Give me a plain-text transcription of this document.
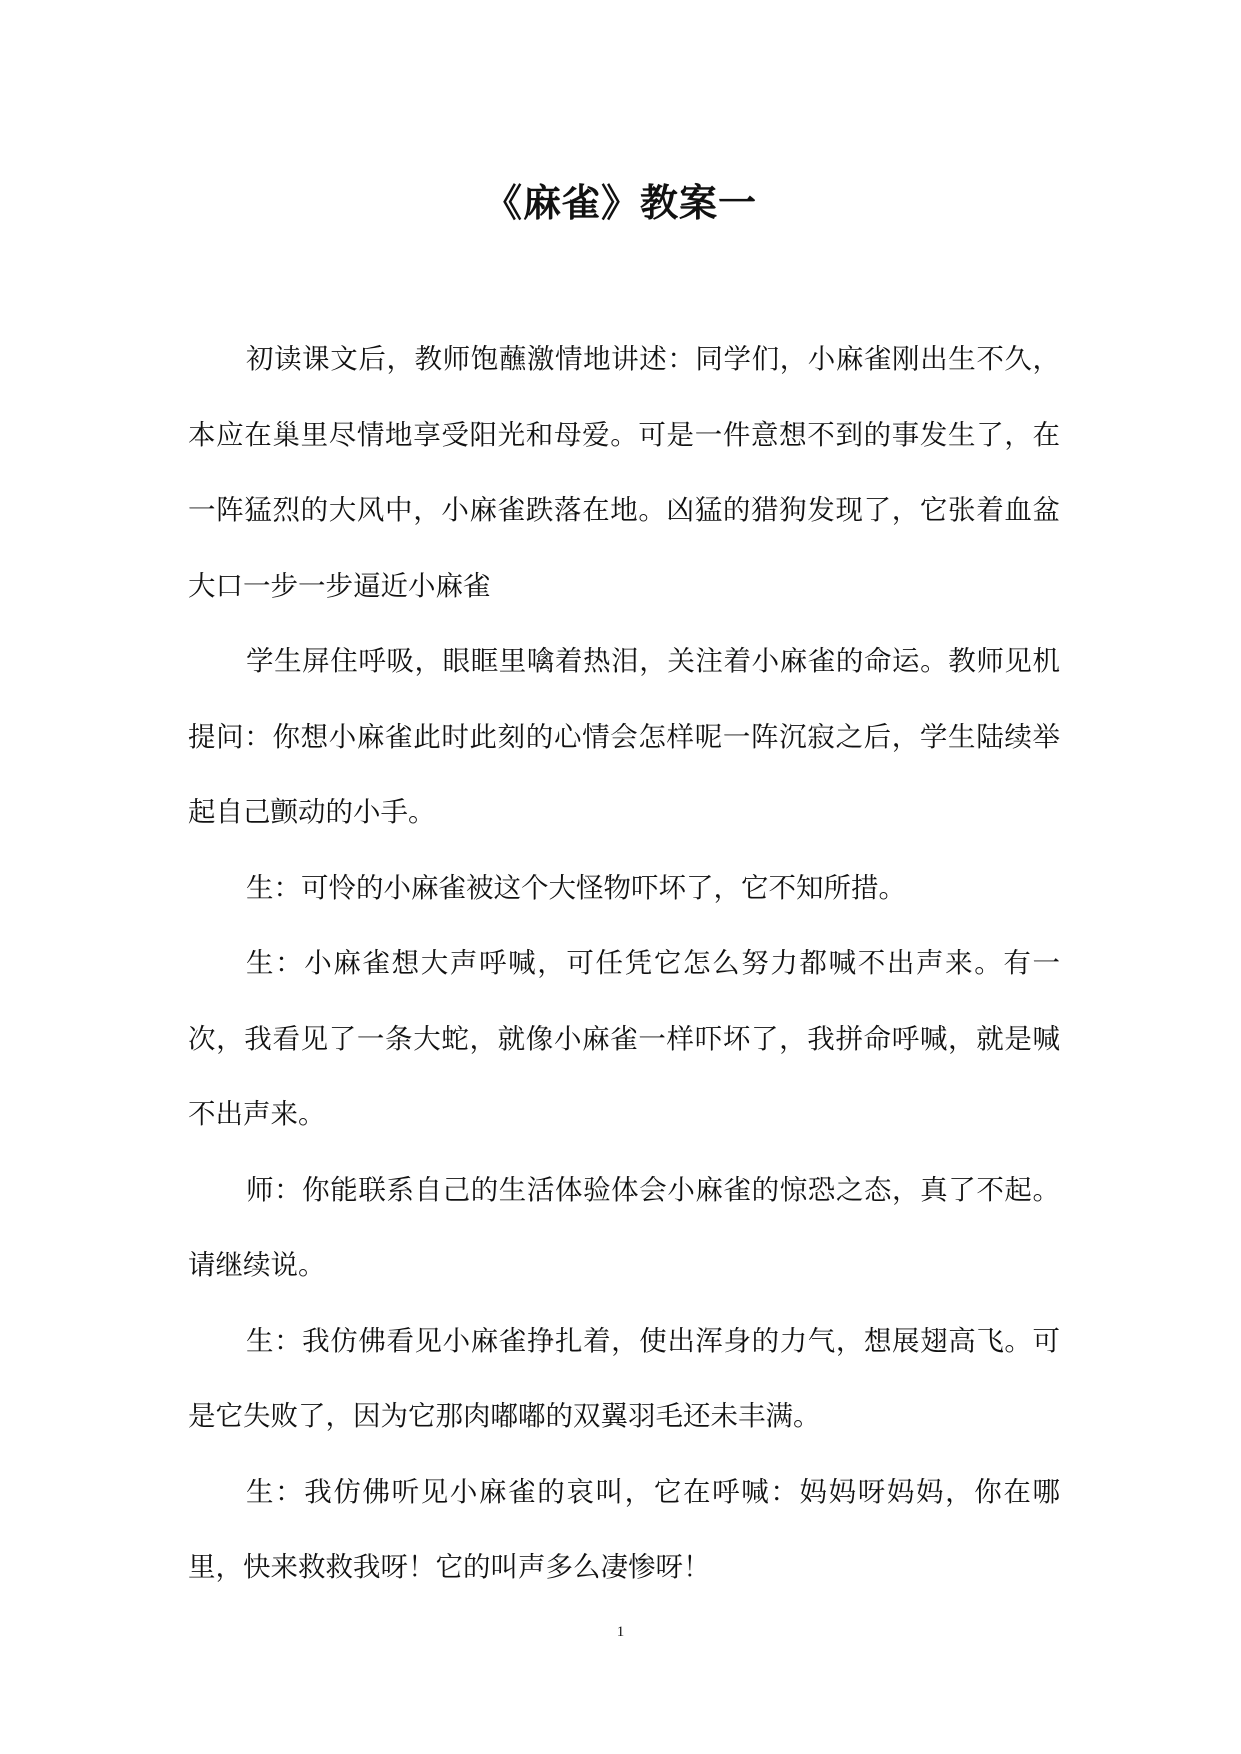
《麻雀》教案一

初读课文后，教师饱蘸激情地讲述：同学们，小麻雀刚出生不久，本应在巢里尽情地享受阳光和母爱。可是一件意想不到的事发生了，在一阵猛烈的大风中，小麻雀跌落在地。凶猛的猎狗发现了，它张着血盆大口一步一步逼近小麻雀

学生屏住呼吸，眼眶里噙着热泪，关注着小麻雀的命运。教师见机提问：你想小麻雀此时此刻的心情会怎样呢一阵沉寂之后，学生陆续举起自己颤动的小手。

生：可怜的小麻雀被这个大怪物吓坏了，它不知所措。

生：小麻雀想大声呼喊，可任凭它怎么努力都喊不出声来。有一次，我看见了一条大蛇，就像小麻雀一样吓坏了，我拼命呼喊，就是喊不出声来。

师：你能联系自己的生活体验体会小麻雀的惊恐之态，真了不起。请继续说。

生：我仿佛看见小麻雀挣扎着，使出浑身的力气，想展翅高飞。可是它失败了，因为它那肉嘟嘟的双翼羽毛还未丰满。

生：我仿佛听见小麻雀的哀叫，它在呼喊：妈妈呀妈妈，你在哪里，快来救救我呀！它的叫声多么凄惨呀！

1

● Given instruction:
In your copy, leave out the pictures and reproduce the material above exactly.

● Answer below:
Give me a plain-text transcription of this document.
《麻雀》教案一

初读课文后，教师饱蘸激情地讲述：同学们，小麻雀刚出生不久，本应在巢里尽情地享受阳光和母爱。可是一件意想不到的事发生了，在一阵猛烈的大风中，小麻雀跌落在地。凶猛的猎狗发现了，它张着血盆大口一步一步逼近小麻雀

学生屏住呼吸，眼眶里噙着热泪，关注着小麻雀的命运。教师见机提问：你想小麻雀此时此刻的心情会怎样呢一阵沉寂之后，学生陆续举起自己颤动的小手。

生：可怜的小麻雀被这个大怪物吓坏了，它不知所措。

生：小麻雀想大声呼喊，可任凭它怎么努力都喊不出声来。有一次，我看见了一条大蛇，就像小麻雀一样吓坏了，我拼命呼喊，就是喊不出声来。

师：你能联系自己的生活体验体会小麻雀的惊恐之态，真了不起。请继续说。

生：我仿佛看见小麻雀挣扎着，使出浑身的力气，想展翅高飞。可是它失败了，因为它那肉嘟嘟的双翼羽毛还未丰满。

生：我仿佛听见小麻雀的哀叫，它在呼喊：妈妈呀妈妈，你在哪里，快来救救我呀！它的叫声多么凄惨呀！

1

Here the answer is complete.